(Dataset records)

---

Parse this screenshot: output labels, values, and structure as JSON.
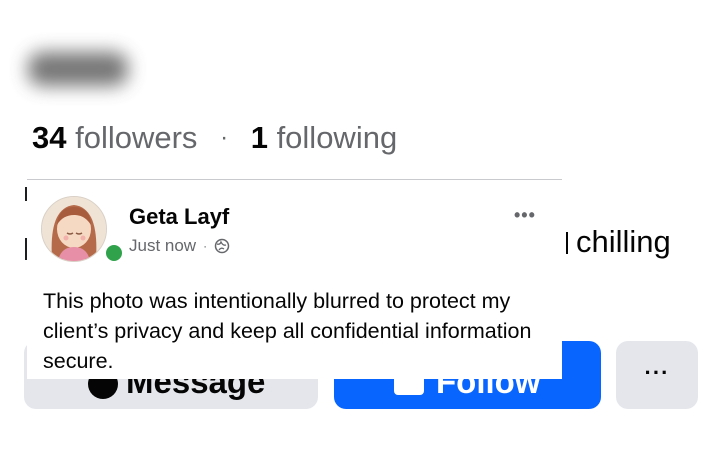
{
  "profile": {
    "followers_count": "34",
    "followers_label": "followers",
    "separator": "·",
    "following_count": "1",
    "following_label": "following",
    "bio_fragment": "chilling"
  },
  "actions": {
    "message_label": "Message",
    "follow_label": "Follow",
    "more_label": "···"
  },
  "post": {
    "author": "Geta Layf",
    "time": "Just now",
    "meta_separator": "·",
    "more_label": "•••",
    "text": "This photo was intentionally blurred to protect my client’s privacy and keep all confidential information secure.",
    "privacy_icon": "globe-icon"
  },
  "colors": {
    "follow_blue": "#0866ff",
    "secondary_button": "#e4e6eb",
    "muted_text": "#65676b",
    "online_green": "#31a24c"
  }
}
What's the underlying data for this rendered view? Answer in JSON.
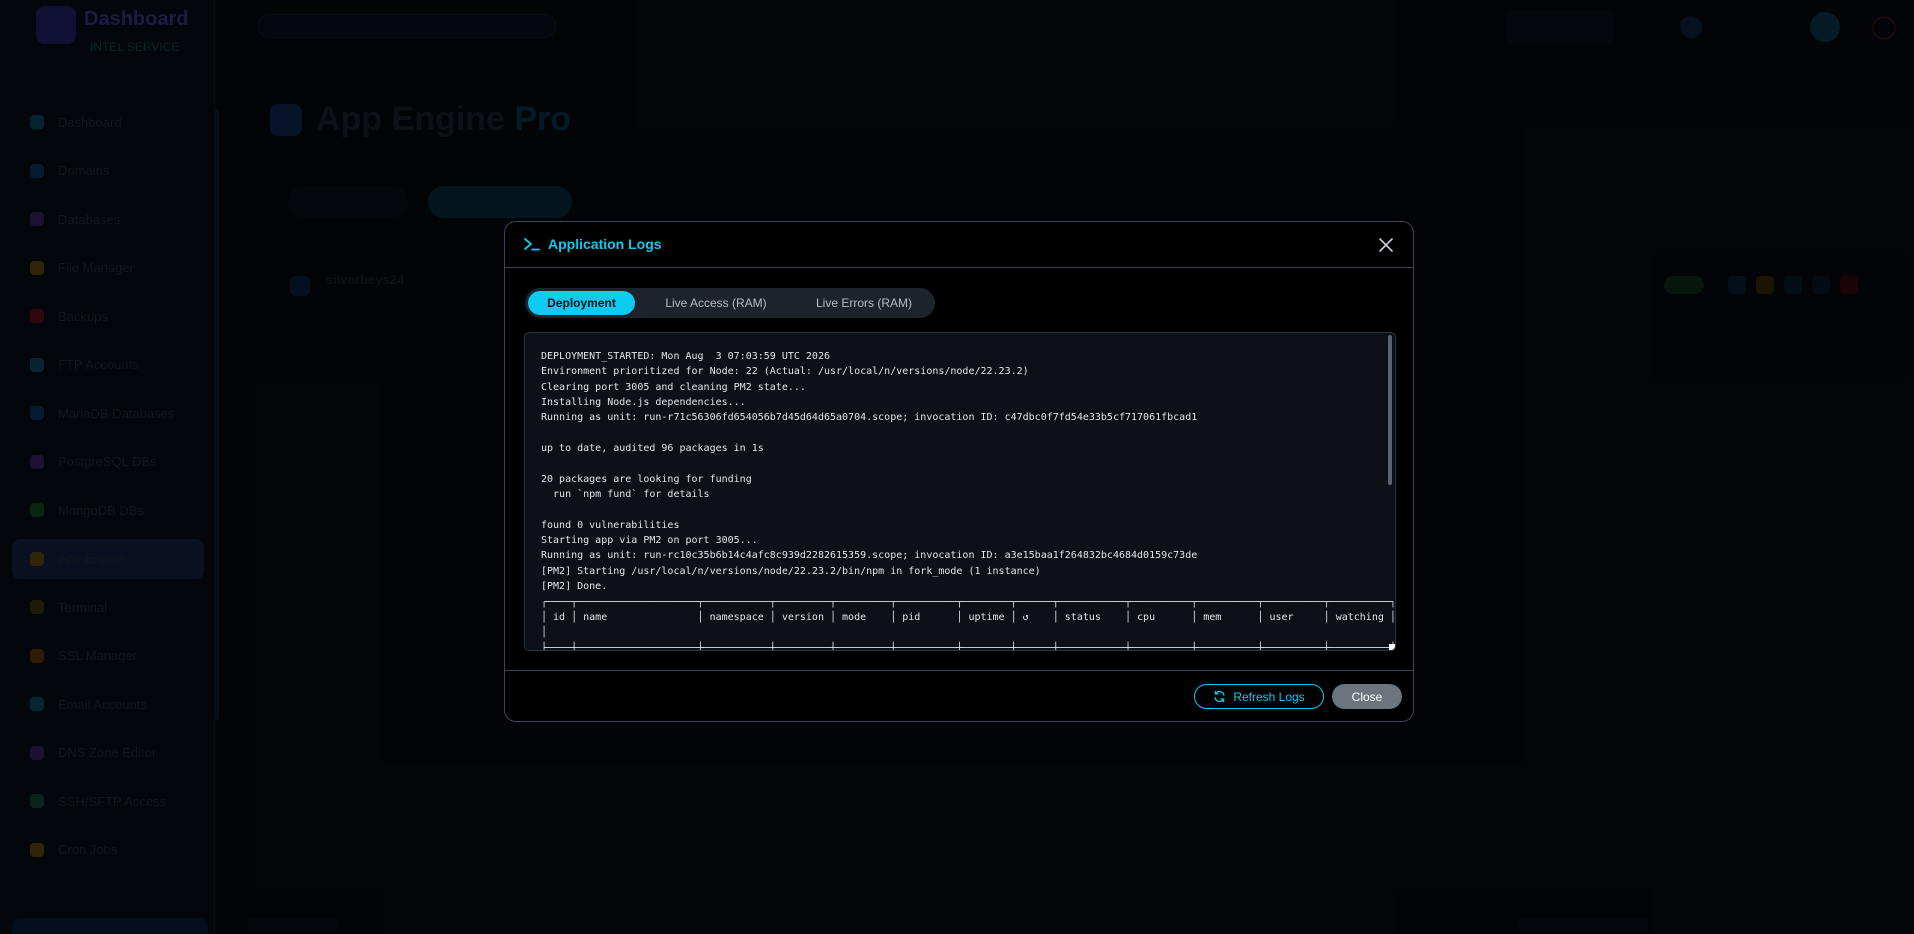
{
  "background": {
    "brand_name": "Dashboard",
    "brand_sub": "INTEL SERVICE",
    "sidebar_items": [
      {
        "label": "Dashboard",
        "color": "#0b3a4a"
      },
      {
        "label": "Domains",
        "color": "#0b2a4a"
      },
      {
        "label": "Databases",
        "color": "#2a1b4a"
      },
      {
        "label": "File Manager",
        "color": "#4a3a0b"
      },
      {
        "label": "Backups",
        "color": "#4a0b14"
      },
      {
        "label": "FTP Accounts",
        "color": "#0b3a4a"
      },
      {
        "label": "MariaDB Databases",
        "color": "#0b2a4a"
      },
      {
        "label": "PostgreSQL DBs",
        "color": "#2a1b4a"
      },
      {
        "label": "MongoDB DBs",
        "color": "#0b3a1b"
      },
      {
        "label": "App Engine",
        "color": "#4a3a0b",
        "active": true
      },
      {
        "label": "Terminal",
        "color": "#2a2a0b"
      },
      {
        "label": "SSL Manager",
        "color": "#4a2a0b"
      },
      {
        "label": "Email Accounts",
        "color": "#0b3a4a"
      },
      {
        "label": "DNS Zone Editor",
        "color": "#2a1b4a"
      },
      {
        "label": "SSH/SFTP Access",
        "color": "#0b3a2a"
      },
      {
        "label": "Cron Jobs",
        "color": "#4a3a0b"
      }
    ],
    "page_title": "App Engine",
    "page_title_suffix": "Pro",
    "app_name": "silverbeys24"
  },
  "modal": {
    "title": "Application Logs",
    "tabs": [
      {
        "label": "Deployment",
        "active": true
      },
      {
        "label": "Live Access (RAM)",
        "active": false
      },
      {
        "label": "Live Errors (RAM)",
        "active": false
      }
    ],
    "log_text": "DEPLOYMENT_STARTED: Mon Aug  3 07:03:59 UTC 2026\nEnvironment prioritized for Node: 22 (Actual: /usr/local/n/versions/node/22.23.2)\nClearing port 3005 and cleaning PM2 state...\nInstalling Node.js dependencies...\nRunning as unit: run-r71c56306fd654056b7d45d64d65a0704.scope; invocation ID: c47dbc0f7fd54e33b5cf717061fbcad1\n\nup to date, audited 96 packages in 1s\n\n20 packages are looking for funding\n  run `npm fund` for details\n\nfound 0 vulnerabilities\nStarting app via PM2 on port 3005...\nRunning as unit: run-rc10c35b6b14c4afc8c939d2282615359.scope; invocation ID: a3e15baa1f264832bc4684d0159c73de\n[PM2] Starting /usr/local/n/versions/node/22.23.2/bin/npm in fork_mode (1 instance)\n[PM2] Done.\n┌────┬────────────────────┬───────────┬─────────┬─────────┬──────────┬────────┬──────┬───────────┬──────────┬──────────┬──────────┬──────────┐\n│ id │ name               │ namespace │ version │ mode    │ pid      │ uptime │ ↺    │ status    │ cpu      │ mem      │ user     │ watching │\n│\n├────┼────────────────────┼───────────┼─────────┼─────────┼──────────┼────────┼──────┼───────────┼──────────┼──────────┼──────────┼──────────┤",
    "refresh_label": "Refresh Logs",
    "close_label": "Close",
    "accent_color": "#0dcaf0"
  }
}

---

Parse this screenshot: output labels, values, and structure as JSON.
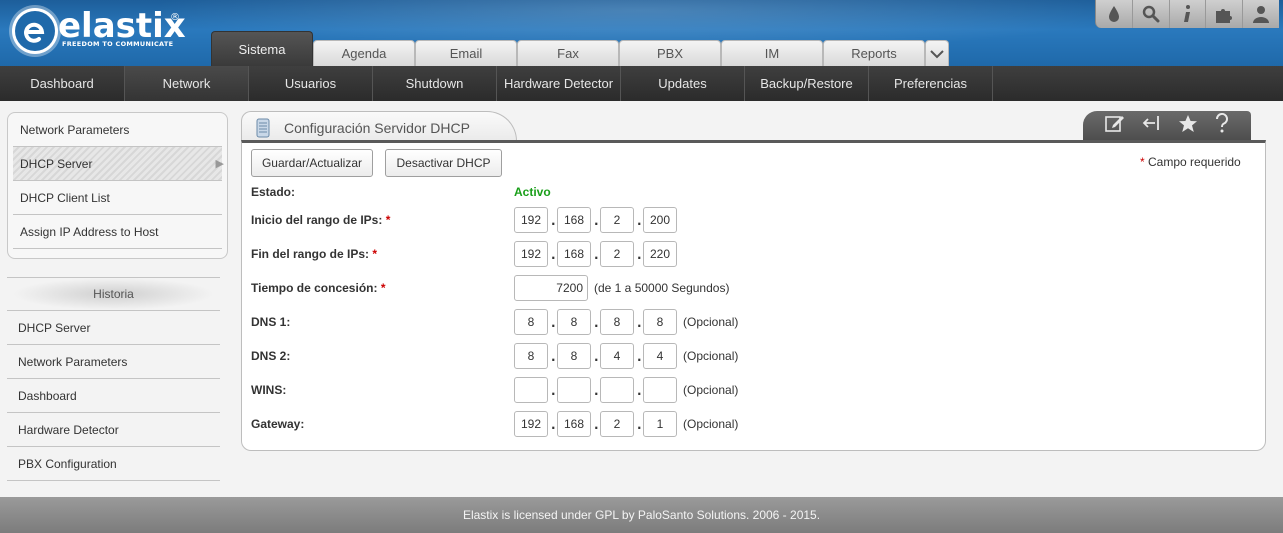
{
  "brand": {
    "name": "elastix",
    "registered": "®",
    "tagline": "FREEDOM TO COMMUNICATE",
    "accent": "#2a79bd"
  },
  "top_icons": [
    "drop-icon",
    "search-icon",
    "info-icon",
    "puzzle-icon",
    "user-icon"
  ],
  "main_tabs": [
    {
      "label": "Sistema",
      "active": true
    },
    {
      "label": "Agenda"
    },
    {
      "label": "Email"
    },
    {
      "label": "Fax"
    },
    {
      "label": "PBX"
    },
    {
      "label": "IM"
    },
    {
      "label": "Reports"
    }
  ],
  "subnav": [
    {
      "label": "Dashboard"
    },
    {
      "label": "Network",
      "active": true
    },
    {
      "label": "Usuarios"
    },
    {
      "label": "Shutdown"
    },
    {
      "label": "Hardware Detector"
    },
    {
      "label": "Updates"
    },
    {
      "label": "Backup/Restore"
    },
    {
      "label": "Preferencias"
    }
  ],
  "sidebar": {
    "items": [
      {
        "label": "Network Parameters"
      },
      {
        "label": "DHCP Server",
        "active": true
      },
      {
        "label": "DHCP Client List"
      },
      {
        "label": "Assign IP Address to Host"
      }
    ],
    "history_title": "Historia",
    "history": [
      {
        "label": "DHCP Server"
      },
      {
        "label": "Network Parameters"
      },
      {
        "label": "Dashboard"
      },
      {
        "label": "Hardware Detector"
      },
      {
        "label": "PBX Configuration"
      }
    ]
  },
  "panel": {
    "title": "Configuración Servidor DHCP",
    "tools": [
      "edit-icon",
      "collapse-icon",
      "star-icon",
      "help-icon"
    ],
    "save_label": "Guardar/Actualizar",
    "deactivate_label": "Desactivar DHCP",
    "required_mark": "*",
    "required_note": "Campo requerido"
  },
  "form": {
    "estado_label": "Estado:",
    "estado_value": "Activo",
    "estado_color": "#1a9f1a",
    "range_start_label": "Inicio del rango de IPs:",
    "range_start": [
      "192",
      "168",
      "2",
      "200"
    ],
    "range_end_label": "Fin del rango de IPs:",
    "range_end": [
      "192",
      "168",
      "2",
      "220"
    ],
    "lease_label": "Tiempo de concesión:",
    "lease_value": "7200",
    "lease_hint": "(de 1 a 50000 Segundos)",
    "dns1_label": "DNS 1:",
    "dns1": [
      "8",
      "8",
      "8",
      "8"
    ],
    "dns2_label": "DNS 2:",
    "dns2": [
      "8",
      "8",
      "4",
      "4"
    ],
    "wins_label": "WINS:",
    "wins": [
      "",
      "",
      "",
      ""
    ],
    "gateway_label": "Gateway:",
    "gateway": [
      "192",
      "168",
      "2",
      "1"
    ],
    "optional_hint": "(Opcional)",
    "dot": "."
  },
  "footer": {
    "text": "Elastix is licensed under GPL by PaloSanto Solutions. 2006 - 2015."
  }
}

---

▸ **WHAT IS BEING ASKED**: Go through the listing above line by line and say how many lines hold the word "Access". Reply with that number only.

▸ **FINAL RESULT**: 2